Exercise:
Edit the records below by replacing every occurrence of "spacer" with "divider", and leave everything else unchanged.

%%

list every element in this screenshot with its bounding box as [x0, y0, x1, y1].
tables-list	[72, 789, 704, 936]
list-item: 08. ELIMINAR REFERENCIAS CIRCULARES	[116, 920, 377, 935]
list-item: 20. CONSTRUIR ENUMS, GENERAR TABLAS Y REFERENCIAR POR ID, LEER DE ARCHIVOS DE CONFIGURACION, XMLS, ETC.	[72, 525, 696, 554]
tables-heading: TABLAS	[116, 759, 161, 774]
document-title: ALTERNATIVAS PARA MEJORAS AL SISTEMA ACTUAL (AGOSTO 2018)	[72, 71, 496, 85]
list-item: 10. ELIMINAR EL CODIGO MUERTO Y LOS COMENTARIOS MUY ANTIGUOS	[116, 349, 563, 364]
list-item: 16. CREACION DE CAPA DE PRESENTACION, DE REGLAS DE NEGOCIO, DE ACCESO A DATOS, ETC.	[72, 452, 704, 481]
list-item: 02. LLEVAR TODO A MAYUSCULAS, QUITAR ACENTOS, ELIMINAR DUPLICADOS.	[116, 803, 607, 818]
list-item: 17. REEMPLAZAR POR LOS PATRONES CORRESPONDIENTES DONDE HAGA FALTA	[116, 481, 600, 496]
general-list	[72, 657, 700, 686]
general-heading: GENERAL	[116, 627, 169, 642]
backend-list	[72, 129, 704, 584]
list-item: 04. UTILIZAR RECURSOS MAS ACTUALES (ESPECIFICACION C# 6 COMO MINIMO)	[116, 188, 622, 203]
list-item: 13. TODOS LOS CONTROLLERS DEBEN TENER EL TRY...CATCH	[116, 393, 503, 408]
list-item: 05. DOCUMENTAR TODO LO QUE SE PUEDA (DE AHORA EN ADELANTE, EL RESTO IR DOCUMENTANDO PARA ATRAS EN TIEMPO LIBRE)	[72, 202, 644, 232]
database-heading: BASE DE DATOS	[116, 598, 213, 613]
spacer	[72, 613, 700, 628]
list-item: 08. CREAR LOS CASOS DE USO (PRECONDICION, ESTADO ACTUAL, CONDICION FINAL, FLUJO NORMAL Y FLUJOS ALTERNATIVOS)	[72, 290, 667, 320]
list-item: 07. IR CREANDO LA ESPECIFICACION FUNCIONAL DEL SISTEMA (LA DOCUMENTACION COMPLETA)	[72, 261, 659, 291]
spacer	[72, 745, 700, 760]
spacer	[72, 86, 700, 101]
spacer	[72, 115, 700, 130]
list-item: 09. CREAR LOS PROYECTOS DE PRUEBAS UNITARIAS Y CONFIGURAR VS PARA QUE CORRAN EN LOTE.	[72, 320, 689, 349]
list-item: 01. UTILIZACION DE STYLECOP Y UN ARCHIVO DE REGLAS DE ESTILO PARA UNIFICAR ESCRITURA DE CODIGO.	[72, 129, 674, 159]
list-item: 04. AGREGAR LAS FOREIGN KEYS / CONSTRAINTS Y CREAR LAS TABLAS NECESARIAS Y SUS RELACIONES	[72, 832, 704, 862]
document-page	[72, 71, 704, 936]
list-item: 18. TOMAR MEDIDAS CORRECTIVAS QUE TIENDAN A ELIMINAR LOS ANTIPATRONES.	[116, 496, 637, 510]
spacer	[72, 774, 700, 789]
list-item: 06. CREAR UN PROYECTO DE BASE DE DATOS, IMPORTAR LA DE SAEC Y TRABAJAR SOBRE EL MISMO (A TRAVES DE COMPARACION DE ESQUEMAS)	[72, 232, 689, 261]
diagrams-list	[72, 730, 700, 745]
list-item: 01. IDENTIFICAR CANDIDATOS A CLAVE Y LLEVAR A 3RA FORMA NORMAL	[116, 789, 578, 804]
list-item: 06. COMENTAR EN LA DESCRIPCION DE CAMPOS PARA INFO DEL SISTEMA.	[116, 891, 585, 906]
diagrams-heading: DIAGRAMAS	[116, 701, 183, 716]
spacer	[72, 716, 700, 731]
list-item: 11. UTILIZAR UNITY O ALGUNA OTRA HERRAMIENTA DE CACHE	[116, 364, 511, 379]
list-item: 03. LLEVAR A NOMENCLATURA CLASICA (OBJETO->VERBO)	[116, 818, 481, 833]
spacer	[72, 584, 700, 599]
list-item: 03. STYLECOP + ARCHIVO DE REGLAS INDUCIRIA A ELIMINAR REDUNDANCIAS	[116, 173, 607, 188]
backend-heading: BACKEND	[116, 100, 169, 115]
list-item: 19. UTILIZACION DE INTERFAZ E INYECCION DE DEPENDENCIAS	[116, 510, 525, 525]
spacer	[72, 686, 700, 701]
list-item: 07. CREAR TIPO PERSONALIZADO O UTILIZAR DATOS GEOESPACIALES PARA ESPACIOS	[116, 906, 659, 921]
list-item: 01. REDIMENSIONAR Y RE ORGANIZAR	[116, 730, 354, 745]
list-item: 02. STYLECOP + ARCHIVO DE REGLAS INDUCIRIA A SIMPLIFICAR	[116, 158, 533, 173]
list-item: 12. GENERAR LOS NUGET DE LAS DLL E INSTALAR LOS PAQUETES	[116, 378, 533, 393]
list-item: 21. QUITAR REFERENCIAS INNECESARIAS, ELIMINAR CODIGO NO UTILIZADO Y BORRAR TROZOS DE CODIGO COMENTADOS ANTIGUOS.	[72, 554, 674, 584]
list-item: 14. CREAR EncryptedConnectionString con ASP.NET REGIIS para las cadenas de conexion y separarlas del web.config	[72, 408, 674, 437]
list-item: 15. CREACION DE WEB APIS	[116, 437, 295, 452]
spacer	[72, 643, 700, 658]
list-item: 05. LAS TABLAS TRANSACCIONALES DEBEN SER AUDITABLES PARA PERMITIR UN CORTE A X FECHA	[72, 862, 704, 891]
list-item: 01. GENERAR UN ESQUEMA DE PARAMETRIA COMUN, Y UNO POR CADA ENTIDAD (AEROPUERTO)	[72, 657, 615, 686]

%%

Solved exercise:
list every element in this screenshot with its bounding box as [x0, y0, x1, y1].
tables-list	[72, 789, 704, 936]
list-item: 08. ELIMINAR REFERENCIAS CIRCULARES	[116, 920, 377, 935]
list-item: 20. CONSTRUIR ENUMS, GENERAR TABLAS Y REFERENCIAR POR ID, LEER DE ARCHIVOS DE CONFIGURACION, XMLS, ETC.	[72, 525, 696, 554]
tables-heading: TABLAS	[116, 759, 161, 774]
document-title: ALTERNATIVAS PARA MEJORAS AL SISTEMA ACTUAL (AGOSTO 2018)	[72, 71, 496, 85]
list-item: 10. ELIMINAR EL CODIGO MUERTO Y LOS COMENTARIOS MUY ANTIGUOS	[116, 349, 563, 364]
list-item: 16. CREACION DE CAPA DE PRESENTACION, DE REGLAS DE NEGOCIO, DE ACCESO A DATOS, ETC.	[72, 452, 704, 481]
list-item: 02. LLEVAR TODO A MAYUSCULAS, QUITAR ACENTOS, ELIMINAR DUPLICADOS.	[116, 803, 607, 818]
list-item: 17. REEMPLAZAR POR LOS PATRONES CORRESPONDIENTES DONDE HAGA FALTA	[116, 481, 600, 496]
general-list	[72, 657, 700, 686]
general-heading: GENERAL	[116, 627, 169, 642]
backend-list	[72, 129, 704, 584]
list-item: 04. UTILIZAR RECURSOS MAS ACTUALES (ESPECIFICACION C# 6 COMO MINIMO)	[116, 188, 622, 203]
list-item: 13. TODOS LOS CONTROLLERS DEBEN TENER EL TRY...CATCH	[116, 393, 503, 408]
list-item: 05. DOCUMENTAR TODO LO QUE SE PUEDA (DE AHORA EN ADELANTE, EL RESTO IR DOCUMENTANDO PARA ATRAS EN TIEMPO LIBRE)	[72, 202, 644, 232]
database-heading: BASE DE DATOS	[116, 598, 213, 613]
divider	[72, 613, 700, 628]
list-item: 08. CREAR LOS CASOS DE USO (PRECONDICION, ESTADO ACTUAL, CONDICION FINAL, FLUJO NORMAL Y FLUJOS ALTERNATIVOS)	[72, 290, 667, 320]
list-item: 07. IR CREANDO LA ESPECIFICACION FUNCIONAL DEL SISTEMA (LA DOCUMENTACION COMPLETA)	[72, 261, 659, 291]
divider	[72, 745, 700, 760]
divider	[72, 86, 700, 101]
divider	[72, 115, 700, 130]
list-item: 09. CREAR LOS PROYECTOS DE PRUEBAS UNITARIAS Y CONFIGURAR VS PARA QUE CORRAN EN LOTE.	[72, 320, 689, 349]
list-item: 01. UTILIZACION DE STYLECOP Y UN ARCHIVO DE REGLAS DE ESTILO PARA UNIFICAR ESCRITURA DE CODIGO.	[72, 129, 674, 159]
list-item: 04. AGREGAR LAS FOREIGN KEYS / CONSTRAINTS Y CREAR LAS TABLAS NECESARIAS Y SUS RELACIONES	[72, 832, 704, 862]
document-page	[72, 71, 704, 936]
list-item: 18. TOMAR MEDIDAS CORRECTIVAS QUE TIENDAN A ELIMINAR LOS ANTIPATRONES.	[116, 496, 637, 510]
divider	[72, 774, 700, 789]
list-item: 06. CREAR UN PROYECTO DE BASE DE DATOS, IMPORTAR LA DE SAEC Y TRABAJAR SOBRE EL MISMO (A TRAVES DE COMPARACION DE ESQUEMAS)	[72, 232, 689, 261]
diagrams-list	[72, 730, 700, 745]
list-item: 01. IDENTIFICAR CANDIDATOS A CLAVE Y LLEVAR A 3RA FORMA NORMAL	[116, 789, 578, 804]
list-item: 06. COMENTAR EN LA DESCRIPCION DE CAMPOS PARA INFO DEL SISTEMA.	[116, 891, 585, 906]
diagrams-heading: DIAGRAMAS	[116, 701, 183, 716]
divider	[72, 716, 700, 731]
list-item: 11. UTILIZAR UNITY O ALGUNA OTRA HERRAMIENTA DE CACHE	[116, 364, 511, 379]
list-item: 03. LLEVAR A NOMENCLATURA CLASICA (OBJETO->VERBO)	[116, 818, 481, 833]
divider	[72, 584, 700, 599]
list-item: 03. STYLECOP + ARCHIVO DE REGLAS INDUCIRIA A ELIMINAR REDUNDANCIAS	[116, 173, 607, 188]
backend-heading: BACKEND	[116, 100, 169, 115]
list-item: 19. UTILIZACION DE INTERFAZ E INYECCION DE DEPENDENCIAS	[116, 510, 525, 525]
divider	[72, 686, 700, 701]
list-item: 07. CREAR TIPO PERSONALIZADO O UTILIZAR DATOS GEOESPACIALES PARA ESPACIOS	[116, 906, 659, 921]
list-item: 01. REDIMENSIONAR Y RE ORGANIZAR	[116, 730, 354, 745]
list-item: 02. STYLECOP + ARCHIVO DE REGLAS INDUCIRIA A SIMPLIFICAR	[116, 158, 533, 173]
list-item: 12. GENERAR LOS NUGET DE LAS DLL E INSTALAR LOS PAQUETES	[116, 378, 533, 393]
list-item: 21. QUITAR REFERENCIAS INNECESARIAS, ELIMINAR CODIGO NO UTILIZADO Y BORRAR TROZOS DE CODIGO COMENTADOS ANTIGUOS.	[72, 554, 674, 584]
list-item: 14. CREAR EncryptedConnectionString con ASP.NET REGIIS para las cadenas de conexion y separarlas del web.config	[72, 408, 674, 437]
list-item: 15. CREACION DE WEB APIS	[116, 437, 295, 452]
divider	[72, 643, 700, 658]
list-item: 05. LAS TABLAS TRANSACCIONALES DEBEN SER AUDITABLES PARA PERMITIR UN CORTE A X FECHA	[72, 862, 704, 891]
list-item: 01. GENERAR UN ESQUEMA DE PARAMETRIA COMUN, Y UNO POR CADA ENTIDAD (AEROPUERTO)	[72, 657, 615, 686]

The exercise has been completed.